[YOUR INSTRUCTIONS]: Continue the forum thread on oil filter bypass pressure for Subaru engines, starting after its last line.

I had contacted Purolator, a product engineer said it's fine and not to worry about it, some people said it may be cause of failed turbos due to the oil line screen filter getting clogged because the filter was in bypass mode for too long/when it should not have been.
Posted by: SubLGT

Re: Filter Bypass psi/Mazda replacment for Subaru - 03/18/11 05:01 PM

Originally Posted By: ZeeOSix
............With the oil pump able to put a maximum pressure of 156.6 PSI on the oiling system before the pumps starts dumping back to the sump, it's no wonder they have some insane GPM spec on their oil system.

The Subaru's oil system is not something that falls in the "norm" of most street cars.


That spec is for a Mazda rotary, not a Subaru. The Subaru relief valve is set at 85psi.
Posted by: ZeeOSix

Re: Filter Bypass psi/Mazda replacment for Subaru - 03/18/11 05:39 PM

Originally Posted By: SubLGT
Originally Posted By: ZeeOSix
............With the oil pump able to put a maximum pressure of 156.6 PSI on the oiling system before the pumps starts dumping back to the sump, it's no wonder they have some insane GPM spec on their oil system.

The Subaru's oil system is not something that falls in the "norm" of most street cars.


That spec is for a Mazda rotary, not a Subaru. The Subaru relief valve is set at 85psi.


Yes, you are correct on the RX-8 spec. That's some pretty high oil pressure. shocked
Posted by: stenerson

Re: Filter Bypass psi/Mazda replacment for Subaru - 11/01/13 11:41 AM

I was gonna post question about filter for my new used 2005 outback. (it has new motor) Did a search and got this interesting thread. Good to know about this psi spec. I get the oem filters for about 6 bucks with washer, I guess I'll stick with that.
Posted by: Izb

Re: Filter Bypass psi/Mazda replacment for Subaru - 01/25/14 06:31 AM

I am afraid, that a lot of previous media (using by Purolator, Champ, Fram, Mobil, Amsoil, RP) ... can be destroyed under high pressure like 23-28 psi...

And this is the main reason of existing only few filters with high settings of bypass valve...

p.s.
For example, why Pure One PL14615 (announced 3 years ago!) is not in the market since then?
Posted by: ZeeOSix

Re: Filter Bypass psi/Mazda replacment for Subaru - 01/25/14 03:24 PM

Originally Posted By: Izb
I am afraid, that a lot of previous media (using by Purolator, Champ, Fram, Mobil, Amsoil, RP) ... can be destroyed under high pressure like 23-28 psi...

[GIVEN ENTRIES]:

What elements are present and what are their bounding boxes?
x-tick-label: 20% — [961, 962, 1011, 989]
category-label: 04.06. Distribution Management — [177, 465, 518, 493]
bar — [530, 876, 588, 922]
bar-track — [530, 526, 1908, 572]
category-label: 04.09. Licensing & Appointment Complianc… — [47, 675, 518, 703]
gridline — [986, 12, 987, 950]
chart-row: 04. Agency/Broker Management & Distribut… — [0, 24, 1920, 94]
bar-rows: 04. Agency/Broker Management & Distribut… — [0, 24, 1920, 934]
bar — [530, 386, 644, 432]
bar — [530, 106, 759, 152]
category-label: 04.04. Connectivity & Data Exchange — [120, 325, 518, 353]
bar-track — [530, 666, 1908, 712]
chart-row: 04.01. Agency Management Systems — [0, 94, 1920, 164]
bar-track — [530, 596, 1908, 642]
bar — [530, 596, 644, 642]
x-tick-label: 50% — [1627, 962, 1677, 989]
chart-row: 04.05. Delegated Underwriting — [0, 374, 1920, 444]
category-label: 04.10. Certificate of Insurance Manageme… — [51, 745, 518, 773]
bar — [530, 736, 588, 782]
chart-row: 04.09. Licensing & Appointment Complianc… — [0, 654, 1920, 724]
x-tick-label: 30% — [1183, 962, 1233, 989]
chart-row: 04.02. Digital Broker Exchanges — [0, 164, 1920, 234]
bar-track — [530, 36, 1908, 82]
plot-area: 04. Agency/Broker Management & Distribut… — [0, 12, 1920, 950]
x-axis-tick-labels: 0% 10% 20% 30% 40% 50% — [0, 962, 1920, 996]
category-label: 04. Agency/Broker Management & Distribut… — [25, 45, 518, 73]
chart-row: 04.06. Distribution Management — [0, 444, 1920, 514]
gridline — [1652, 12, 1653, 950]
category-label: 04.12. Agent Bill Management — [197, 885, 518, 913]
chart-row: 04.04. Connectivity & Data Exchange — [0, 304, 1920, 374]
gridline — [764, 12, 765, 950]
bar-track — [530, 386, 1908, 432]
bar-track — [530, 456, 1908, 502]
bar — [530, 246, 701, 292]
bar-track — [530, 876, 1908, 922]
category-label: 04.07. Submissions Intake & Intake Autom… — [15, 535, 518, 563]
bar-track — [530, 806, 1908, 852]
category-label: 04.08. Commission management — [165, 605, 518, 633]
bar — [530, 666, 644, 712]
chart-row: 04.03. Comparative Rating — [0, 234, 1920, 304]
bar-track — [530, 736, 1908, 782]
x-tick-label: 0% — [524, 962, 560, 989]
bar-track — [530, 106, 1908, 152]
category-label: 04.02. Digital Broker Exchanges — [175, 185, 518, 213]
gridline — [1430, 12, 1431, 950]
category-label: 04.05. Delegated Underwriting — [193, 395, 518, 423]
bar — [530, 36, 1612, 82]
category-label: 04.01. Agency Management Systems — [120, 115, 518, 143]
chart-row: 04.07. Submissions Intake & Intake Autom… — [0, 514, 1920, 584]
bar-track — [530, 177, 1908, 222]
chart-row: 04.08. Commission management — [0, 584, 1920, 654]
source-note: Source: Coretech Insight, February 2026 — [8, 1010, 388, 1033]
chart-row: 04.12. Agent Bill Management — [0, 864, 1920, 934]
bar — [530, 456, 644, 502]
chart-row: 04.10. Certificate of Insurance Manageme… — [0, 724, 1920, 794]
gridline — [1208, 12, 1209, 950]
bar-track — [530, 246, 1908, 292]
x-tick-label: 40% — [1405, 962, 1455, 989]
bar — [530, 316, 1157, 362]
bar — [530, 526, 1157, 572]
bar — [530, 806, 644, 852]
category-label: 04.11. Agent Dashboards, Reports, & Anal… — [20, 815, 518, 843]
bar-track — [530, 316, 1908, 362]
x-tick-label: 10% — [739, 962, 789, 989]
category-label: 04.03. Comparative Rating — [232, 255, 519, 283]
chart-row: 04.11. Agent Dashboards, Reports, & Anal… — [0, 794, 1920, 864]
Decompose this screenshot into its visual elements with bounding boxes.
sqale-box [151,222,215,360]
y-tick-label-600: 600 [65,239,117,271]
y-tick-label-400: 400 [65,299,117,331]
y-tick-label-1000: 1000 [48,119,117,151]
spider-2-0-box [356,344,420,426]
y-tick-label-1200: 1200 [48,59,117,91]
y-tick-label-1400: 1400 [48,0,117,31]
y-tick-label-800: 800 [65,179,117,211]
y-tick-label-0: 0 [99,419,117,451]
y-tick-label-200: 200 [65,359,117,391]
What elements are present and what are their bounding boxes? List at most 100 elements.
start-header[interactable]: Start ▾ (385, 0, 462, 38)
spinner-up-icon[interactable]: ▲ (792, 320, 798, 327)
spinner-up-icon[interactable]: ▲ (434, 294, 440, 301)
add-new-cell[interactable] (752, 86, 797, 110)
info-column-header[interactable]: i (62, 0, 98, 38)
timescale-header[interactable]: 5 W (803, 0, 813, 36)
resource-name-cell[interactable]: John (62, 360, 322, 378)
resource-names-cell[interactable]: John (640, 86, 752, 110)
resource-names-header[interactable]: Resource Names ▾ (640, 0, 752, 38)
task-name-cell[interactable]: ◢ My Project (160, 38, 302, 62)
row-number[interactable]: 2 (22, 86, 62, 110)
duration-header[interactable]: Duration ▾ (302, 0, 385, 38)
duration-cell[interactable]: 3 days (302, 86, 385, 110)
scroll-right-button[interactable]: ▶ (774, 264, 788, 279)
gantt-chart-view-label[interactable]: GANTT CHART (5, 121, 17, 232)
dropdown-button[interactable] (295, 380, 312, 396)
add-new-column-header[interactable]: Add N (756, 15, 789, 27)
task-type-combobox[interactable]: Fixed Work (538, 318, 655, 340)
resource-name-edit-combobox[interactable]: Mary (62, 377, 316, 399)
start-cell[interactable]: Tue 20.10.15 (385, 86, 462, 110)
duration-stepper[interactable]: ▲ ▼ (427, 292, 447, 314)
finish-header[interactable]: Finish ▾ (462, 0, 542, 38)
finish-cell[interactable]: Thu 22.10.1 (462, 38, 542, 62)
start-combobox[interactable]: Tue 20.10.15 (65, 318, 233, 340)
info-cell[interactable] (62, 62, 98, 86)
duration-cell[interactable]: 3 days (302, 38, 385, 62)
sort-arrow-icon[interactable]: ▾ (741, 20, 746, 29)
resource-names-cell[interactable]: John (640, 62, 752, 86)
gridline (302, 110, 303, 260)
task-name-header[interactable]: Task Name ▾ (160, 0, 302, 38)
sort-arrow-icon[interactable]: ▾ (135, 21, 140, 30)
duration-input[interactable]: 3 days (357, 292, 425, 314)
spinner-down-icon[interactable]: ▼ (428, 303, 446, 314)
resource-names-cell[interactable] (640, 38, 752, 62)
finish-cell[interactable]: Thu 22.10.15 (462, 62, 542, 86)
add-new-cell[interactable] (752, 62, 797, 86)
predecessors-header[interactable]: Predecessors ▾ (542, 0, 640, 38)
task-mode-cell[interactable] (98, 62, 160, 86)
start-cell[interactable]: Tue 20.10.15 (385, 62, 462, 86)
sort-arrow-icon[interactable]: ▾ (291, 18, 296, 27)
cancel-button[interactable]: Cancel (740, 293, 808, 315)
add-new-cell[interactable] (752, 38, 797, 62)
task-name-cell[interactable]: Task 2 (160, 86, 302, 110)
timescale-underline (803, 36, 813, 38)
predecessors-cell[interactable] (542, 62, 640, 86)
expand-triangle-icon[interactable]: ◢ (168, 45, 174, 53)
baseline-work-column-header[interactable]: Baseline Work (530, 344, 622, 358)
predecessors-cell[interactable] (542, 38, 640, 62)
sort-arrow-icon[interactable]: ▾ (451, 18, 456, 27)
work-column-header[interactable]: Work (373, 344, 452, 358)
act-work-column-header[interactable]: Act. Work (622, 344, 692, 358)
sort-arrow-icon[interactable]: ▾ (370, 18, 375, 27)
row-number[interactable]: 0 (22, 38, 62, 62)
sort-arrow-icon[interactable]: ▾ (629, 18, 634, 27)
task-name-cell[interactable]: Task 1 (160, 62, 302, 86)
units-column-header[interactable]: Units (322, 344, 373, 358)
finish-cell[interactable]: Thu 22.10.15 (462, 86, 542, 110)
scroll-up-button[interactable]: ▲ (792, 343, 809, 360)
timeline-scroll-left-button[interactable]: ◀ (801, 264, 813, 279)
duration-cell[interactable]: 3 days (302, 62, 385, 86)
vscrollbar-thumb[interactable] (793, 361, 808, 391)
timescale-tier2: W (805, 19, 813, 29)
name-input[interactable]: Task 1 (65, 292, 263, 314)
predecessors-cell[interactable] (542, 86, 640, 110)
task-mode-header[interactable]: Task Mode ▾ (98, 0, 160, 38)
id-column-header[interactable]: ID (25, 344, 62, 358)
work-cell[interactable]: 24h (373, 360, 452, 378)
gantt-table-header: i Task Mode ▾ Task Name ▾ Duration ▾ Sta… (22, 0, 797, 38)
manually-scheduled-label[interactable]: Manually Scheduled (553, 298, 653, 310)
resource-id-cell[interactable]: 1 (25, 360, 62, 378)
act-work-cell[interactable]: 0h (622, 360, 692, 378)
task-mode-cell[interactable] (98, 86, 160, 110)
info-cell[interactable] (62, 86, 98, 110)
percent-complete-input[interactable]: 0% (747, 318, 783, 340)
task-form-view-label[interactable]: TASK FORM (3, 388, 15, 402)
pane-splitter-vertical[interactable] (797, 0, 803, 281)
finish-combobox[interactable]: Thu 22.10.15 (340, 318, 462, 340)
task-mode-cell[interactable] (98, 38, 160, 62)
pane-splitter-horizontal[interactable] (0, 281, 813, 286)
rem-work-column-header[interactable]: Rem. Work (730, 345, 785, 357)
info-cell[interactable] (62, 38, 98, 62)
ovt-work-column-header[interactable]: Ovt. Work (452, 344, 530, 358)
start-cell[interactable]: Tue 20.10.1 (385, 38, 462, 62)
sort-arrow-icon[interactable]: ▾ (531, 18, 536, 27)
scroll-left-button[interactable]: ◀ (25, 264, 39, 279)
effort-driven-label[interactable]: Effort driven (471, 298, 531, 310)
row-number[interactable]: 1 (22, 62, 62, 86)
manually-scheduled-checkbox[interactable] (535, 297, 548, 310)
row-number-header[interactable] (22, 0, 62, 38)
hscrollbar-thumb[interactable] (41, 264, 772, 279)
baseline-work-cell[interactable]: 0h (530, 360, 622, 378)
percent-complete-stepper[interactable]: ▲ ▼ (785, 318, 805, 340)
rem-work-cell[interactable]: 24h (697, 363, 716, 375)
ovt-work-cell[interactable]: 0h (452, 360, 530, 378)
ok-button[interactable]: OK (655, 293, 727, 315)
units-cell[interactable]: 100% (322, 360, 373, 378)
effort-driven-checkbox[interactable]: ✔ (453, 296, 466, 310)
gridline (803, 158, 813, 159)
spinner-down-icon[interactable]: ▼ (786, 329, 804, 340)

[OUTPUT OF THE EXERCISE]:
And this is the main reason of existing only few filters with high settings of bypass valve...

p.s.
For example, why Pure One PL14615 (announced 3 years ago!) is not in the market since then?


How do you know the media in the PL14615 is any different than the media in any other PureOne? And how do you know what filter brands would have media that would be destroyed with 23-28 PSID across the media?

A PureOne PL14006 with only 105 sq-in of media area has a low 5 PSID with 12 GPM of hot 5W-30 oil flowing through it.

http://www.bobistheoilguy.com/forums/ubb...451#Post1619451

The Subaru engines don't flow much beyond that, so if Subaru is specifying a 23 PSI bypass valve on their OEM filter, then it's for massive bypass headroom for various reasons (ie, filter loading, expected high engine RPM with cold thick oil, owner's using thicker oils than specified, etc), and/or the filter itself is pretty flow restrictive and has much more than 5 PSID with hot oil at 12 GPM.
Posted by: tojo1968

Re: Filter Bypass psi/Mazda replacment for Subaru - 01/27/14 08:12 AM

Originally Posted By: stenerson
I was gonna post question about filter for my new used 2005 outback. (it has new motor) Did a search and got this interesting thread. Good to know about this psi spec. I get the oem filters for about 6 bucks with washer, I guess I'll stick with that.

I've used OEM on my 06 Forester since new with no problems. BTW, check with your local dealerships and see if you can order parts on their website. I get filter/washer for $4.54+tax from my local dealer because I order and pay for them online.